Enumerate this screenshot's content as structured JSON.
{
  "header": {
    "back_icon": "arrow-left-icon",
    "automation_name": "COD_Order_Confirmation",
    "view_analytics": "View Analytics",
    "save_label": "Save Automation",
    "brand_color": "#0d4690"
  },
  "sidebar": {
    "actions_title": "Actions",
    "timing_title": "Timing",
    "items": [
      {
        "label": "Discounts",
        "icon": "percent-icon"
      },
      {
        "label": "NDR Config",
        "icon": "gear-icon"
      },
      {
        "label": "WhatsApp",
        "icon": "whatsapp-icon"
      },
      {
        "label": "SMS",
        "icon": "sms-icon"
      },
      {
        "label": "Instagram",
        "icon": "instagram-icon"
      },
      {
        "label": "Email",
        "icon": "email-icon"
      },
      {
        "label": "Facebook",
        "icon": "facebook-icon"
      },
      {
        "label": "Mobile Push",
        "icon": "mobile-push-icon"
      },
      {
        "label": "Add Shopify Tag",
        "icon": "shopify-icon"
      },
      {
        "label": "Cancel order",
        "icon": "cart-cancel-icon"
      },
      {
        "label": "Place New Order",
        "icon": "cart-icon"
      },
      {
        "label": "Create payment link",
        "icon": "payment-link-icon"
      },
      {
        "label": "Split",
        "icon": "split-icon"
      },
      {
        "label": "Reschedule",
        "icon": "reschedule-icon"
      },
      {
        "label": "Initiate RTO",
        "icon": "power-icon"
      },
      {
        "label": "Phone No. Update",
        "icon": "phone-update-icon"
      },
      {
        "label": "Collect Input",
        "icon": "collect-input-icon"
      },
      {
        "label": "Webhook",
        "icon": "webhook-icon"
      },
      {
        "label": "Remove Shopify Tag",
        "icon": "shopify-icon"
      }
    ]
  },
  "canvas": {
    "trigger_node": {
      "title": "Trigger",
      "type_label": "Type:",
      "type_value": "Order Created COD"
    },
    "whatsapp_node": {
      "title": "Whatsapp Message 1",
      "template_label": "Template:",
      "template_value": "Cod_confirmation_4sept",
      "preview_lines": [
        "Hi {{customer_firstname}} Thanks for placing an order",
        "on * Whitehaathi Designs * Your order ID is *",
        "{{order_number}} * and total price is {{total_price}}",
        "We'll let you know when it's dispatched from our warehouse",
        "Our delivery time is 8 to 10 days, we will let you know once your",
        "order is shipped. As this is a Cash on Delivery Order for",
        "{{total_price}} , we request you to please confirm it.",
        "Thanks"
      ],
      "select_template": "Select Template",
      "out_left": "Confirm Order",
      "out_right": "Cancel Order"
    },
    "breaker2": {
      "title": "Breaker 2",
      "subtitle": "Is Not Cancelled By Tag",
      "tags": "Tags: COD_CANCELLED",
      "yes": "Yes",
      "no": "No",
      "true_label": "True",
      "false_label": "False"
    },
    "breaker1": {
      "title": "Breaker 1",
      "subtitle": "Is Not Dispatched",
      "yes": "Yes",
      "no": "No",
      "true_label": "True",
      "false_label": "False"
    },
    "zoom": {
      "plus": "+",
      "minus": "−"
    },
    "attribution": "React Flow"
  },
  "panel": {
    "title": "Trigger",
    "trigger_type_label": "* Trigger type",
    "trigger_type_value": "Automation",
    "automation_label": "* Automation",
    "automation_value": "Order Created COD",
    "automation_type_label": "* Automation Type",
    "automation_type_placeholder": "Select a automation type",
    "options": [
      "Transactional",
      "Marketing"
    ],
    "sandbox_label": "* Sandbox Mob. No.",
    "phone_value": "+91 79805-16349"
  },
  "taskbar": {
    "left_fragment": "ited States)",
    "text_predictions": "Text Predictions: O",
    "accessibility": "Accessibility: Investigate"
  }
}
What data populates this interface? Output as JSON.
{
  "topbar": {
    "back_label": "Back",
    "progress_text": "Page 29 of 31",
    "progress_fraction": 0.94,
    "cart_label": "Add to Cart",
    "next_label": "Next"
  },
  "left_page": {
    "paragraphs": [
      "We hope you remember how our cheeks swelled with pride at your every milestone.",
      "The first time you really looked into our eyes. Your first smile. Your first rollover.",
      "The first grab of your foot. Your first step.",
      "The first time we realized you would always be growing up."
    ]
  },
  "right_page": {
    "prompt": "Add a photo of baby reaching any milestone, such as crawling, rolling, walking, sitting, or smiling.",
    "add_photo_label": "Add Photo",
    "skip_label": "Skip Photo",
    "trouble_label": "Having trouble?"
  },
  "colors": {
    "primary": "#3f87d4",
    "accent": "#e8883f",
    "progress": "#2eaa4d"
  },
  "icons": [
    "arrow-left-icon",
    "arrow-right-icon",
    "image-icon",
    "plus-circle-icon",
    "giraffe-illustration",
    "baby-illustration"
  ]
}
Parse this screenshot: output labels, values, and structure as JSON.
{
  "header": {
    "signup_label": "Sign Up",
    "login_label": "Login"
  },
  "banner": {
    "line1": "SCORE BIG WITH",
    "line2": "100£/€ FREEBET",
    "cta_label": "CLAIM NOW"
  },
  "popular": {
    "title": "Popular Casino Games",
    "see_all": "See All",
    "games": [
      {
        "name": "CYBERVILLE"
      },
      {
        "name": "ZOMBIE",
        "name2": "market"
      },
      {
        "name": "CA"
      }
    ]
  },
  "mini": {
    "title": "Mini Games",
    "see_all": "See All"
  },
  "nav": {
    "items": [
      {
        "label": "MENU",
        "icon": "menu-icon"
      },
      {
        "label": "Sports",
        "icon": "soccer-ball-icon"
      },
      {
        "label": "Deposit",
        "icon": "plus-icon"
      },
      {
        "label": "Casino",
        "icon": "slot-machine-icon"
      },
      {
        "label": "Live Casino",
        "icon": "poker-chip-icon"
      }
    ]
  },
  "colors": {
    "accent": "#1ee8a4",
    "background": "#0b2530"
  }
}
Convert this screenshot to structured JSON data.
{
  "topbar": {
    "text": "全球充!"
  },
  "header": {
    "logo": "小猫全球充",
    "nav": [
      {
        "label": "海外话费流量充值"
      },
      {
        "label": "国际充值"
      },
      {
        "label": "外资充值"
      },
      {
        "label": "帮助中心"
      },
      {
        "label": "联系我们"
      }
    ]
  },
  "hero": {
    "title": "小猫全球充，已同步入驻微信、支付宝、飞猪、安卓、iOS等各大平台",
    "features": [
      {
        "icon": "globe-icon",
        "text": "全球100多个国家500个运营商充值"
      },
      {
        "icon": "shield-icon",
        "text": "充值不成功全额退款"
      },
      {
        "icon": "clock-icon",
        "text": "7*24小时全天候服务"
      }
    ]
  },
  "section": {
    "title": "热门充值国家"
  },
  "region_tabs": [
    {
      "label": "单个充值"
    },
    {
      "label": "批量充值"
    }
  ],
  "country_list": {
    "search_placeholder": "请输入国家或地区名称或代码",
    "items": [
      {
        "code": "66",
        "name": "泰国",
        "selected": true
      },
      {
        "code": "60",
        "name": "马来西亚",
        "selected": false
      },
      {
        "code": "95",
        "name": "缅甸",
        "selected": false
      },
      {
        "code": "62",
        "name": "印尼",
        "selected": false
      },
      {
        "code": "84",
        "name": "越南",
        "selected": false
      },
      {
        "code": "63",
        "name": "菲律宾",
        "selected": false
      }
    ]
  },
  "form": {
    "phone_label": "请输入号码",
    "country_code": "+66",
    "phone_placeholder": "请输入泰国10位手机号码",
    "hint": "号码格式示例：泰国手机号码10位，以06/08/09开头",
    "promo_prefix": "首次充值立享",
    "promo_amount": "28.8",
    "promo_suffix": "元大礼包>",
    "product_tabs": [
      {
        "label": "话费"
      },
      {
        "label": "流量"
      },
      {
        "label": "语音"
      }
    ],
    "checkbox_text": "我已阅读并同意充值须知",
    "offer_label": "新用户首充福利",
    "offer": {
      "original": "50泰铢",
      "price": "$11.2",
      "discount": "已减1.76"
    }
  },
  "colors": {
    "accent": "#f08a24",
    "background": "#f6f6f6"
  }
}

## Work to complete
Gather each line from the entries above that includes the word "arrow".

## Written solution
    "back_icon": "arrow-left-icon",
    "arrow-left-icon",
    "arrow-right-icon",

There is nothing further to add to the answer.